## BEGIN Given records

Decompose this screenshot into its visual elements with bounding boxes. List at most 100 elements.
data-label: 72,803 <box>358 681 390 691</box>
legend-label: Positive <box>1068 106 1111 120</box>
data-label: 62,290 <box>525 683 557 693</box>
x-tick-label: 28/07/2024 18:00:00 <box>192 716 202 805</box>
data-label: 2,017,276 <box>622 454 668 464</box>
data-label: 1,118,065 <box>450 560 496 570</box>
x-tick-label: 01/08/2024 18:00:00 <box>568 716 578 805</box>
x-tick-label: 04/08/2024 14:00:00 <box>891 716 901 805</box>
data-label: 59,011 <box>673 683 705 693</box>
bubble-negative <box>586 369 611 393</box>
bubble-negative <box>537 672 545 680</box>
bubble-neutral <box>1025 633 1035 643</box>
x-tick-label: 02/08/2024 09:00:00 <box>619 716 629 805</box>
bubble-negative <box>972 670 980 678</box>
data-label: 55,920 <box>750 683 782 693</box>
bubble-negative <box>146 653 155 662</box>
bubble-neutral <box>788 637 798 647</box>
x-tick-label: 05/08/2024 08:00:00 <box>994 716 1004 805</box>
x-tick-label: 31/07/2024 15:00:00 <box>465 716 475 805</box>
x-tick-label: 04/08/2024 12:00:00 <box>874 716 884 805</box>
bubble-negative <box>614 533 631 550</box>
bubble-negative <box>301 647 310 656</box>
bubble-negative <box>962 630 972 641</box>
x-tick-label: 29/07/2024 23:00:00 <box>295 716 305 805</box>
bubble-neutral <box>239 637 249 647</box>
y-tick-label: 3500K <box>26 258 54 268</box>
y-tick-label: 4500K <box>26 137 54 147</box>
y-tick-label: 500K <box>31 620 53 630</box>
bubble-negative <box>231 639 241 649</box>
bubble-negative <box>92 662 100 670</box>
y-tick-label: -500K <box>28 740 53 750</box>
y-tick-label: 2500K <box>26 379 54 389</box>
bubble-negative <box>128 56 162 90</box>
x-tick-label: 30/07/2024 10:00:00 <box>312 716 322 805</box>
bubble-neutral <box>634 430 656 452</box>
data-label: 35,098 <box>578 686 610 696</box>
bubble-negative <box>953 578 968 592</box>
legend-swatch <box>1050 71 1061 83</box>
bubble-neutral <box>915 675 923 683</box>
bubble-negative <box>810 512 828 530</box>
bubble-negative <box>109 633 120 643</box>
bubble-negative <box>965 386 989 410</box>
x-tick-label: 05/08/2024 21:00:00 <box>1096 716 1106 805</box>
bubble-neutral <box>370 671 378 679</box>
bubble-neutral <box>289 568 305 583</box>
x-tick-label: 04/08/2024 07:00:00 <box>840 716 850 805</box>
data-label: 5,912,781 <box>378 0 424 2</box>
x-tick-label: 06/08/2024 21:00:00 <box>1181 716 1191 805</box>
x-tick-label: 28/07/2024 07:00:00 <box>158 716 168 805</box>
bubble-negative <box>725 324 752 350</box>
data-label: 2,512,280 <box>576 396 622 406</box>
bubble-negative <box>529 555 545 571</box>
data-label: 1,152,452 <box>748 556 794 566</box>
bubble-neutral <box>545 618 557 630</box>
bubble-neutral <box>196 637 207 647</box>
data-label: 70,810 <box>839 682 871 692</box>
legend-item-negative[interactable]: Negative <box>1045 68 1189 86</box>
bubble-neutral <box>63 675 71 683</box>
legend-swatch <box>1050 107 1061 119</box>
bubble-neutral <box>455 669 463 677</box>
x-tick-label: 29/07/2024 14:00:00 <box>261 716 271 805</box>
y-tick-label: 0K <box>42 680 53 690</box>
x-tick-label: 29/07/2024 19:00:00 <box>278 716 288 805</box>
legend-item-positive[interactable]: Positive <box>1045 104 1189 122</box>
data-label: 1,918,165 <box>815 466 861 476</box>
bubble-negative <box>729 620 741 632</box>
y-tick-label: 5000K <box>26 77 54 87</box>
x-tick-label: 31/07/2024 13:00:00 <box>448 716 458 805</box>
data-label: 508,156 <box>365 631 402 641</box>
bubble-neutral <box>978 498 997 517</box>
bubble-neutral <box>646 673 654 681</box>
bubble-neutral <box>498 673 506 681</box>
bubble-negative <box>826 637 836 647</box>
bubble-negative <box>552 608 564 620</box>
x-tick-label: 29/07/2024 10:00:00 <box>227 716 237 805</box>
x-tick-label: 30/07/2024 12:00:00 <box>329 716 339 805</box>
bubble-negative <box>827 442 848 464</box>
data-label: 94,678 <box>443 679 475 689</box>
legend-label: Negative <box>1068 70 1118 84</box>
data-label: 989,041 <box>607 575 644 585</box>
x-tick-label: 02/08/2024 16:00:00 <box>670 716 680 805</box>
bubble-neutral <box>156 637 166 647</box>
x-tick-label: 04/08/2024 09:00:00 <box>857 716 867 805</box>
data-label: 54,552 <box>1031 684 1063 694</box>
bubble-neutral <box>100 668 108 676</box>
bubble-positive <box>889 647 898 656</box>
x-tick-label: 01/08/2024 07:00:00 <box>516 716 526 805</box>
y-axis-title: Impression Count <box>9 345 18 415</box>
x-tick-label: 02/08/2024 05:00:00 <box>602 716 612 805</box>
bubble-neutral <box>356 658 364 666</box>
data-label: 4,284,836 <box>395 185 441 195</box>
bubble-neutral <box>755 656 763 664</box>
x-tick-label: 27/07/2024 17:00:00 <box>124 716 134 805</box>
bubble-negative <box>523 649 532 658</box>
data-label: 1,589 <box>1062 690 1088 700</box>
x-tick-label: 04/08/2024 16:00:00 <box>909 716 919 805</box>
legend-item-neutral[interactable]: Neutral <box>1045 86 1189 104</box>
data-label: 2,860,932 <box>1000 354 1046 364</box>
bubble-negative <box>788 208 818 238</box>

## END Given records

• _Given exercise_: Can you recast every line of the listing above as a numbered list, leaving out any blank lines?

• _Response for this exercise_:
1. Decompose this screenshot into its visual elements with bounding boxes. List at most 100 elements.
2. data-label: 72,803 <box>358 681 390 691</box>
3. legend-label: Positive <box>1068 106 1111 120</box>
4. data-label: 62,290 <box>525 683 557 693</box>
5. x-tick-label: 28/07/2024 18:00:00 <box>192 716 202 805</box>
6. data-label: 2,017,276 <box>622 454 668 464</box>
7. data-label: 1,118,065 <box>450 560 496 570</box>
8. x-tick-label: 01/08/2024 18:00:00 <box>568 716 578 805</box>
9. x-tick-label: 04/08/2024 14:00:00 <box>891 716 901 805</box>
10. data-label: 59,011 <box>673 683 705 693</box>
11. bubble-negative <box>586 369 611 393</box>
12. bubble-negative <box>537 672 545 680</box>
13. bubble-neutral <box>1025 633 1035 643</box>
14. x-tick-label: 02/08/2024 09:00:00 <box>619 716 629 805</box>
15. bubble-negative <box>972 670 980 678</box>
16. data-label: 55,920 <box>750 683 782 693</box>
17. bubble-negative <box>146 653 155 662</box>
18. bubble-neutral <box>788 637 798 647</box>
19. x-tick-label: 05/08/2024 08:00:00 <box>994 716 1004 805</box>
20. x-tick-label: 31/07/2024 15:00:00 <box>465 716 475 805</box>
21. x-tick-label: 04/08/2024 12:00:00 <box>874 716 884 805</box>
22. bubble-negative <box>614 533 631 550</box>
23. bubble-negative <box>301 647 310 656</box>
24. bubble-negative <box>962 630 972 641</box>
25. x-tick-label: 29/07/2024 23:00:00 <box>295 716 305 805</box>
26. bubble-neutral <box>239 637 249 647</box>
27. y-tick-label: 3500K <box>26 258 54 268</box>
28. y-tick-label: 4500K <box>26 137 54 147</box>
29. y-tick-label: 500K <box>31 620 53 630</box>
30. bubble-negative <box>231 639 241 649</box>
31. bubble-negative <box>92 662 100 670</box>
32. y-tick-label: -500K <box>28 740 53 750</box>
33. y-tick-label: 2500K <box>26 379 54 389</box>
34. bubble-negative <box>128 56 162 90</box>
35. x-tick-label: 30/07/2024 10:00:00 <box>312 716 322 805</box>
36. bubble-neutral <box>634 430 656 452</box>
37. data-label: 35,098 <box>578 686 610 696</box>
38. bubble-negative <box>953 578 968 592</box>
39. legend-swatch <box>1050 71 1061 83</box>
40. bubble-neutral <box>915 675 923 683</box>
41. bubble-negative <box>810 512 828 530</box>
42. bubble-negative <box>109 633 120 643</box>
43. bubble-negative <box>965 386 989 410</box>
44. x-tick-label: 05/08/2024 21:00:00 <box>1096 716 1106 805</box>
45. bubble-neutral <box>370 671 378 679</box>
46. bubble-neutral <box>289 568 305 583</box>
47. x-tick-label: 04/08/2024 07:00:00 <box>840 716 850 805</box>
48. data-label: 5,912,781 <box>378 0 424 2</box>
49. x-tick-label: 06/08/2024 21:00:00 <box>1181 716 1191 805</box>
50. x-tick-label: 28/07/2024 07:00:00 <box>158 716 168 805</box>
51. bubble-negative <box>725 324 752 350</box>
52. data-label: 2,512,280 <box>576 396 622 406</box>
53. bubble-negative <box>529 555 545 571</box>
54. data-label: 1,152,452 <box>748 556 794 566</box>
55. bubble-neutral <box>545 618 557 630</box>
56. bubble-neutral <box>196 637 207 647</box>
57. data-label: 70,810 <box>839 682 871 692</box>
58. legend-item-negative[interactable]: Negative <box>1045 68 1189 86</box>
59. bubble-neutral <box>63 675 71 683</box>
60. legend-swatch <box>1050 107 1061 119</box>
61. bubble-neutral <box>455 669 463 677</box>
62. x-tick-label: 29/07/2024 14:00:00 <box>261 716 271 805</box>
63. y-tick-label: 0K <box>42 680 53 690</box>
64. x-tick-label: 29/07/2024 19:00:00 <box>278 716 288 805</box>
65. legend-item-positive[interactable]: Positive <box>1045 104 1189 122</box>
66. data-label: 1,918,165 <box>815 466 861 476</box>
67. bubble-negative <box>729 620 741 632</box>
68. y-tick-label: 5000K <box>26 77 54 87</box>
69. x-tick-label: 31/07/2024 13:00:00 <box>448 716 458 805</box>
70. data-label: 508,156 <box>365 631 402 641</box>
71. bubble-neutral <box>978 498 997 517</box>
72. bubble-neutral <box>646 673 654 681</box>
73. bubble-neutral <box>498 673 506 681</box>
74. bubble-negative <box>826 637 836 647</box>
75. bubble-negative <box>552 608 564 620</box>
76. x-tick-label: 29/07/2024 10:00:00 <box>227 716 237 805</box>
77. x-tick-label: 30/07/2024 12:00:00 <box>329 716 339 805</box>
78. bubble-negative <box>827 442 848 464</box>
79. data-label: 94,678 <box>443 679 475 689</box>
80. legend-label: Negative <box>1068 70 1118 84</box>
81. data-label: 989,041 <box>607 575 644 585</box>
82. x-tick-label: 02/08/2024 16:00:00 <box>670 716 680 805</box>
83. bubble-neutral <box>156 637 166 647</box>
84. x-tick-label: 04/08/2024 09:00:00 <box>857 716 867 805</box>
85. data-label: 54,552 <box>1031 684 1063 694</box>
86. bubble-neutral <box>100 668 108 676</box>
87. bubble-positive <box>889 647 898 656</box>
88. x-tick-label: 01/08/2024 07:00:00 <box>516 716 526 805</box>
89. y-axis-title: Impression Count <box>9 345 18 415</box>
90. x-tick-label: 02/08/2024 05:00:00 <box>602 716 612 805</box>
91. bubble-neutral <box>356 658 364 666</box>
92. data-label: 4,284,836 <box>395 185 441 195</box>
93. bubble-neutral <box>755 656 763 664</box>
94. x-tick-label: 27/07/2024 17:00:00 <box>124 716 134 805</box>
95. bubble-negative <box>523 649 532 658</box>
96. data-label: 1,589 <box>1062 690 1088 700</box>
97. x-tick-label: 04/08/2024 16:00:00 <box>909 716 919 805</box>
98. legend-item-neutral[interactable]: Neutral <box>1045 86 1189 104</box>
99. data-label: 2,860,932 <box>1000 354 1046 364</box>
100. bubble-negative <box>788 208 818 238</box>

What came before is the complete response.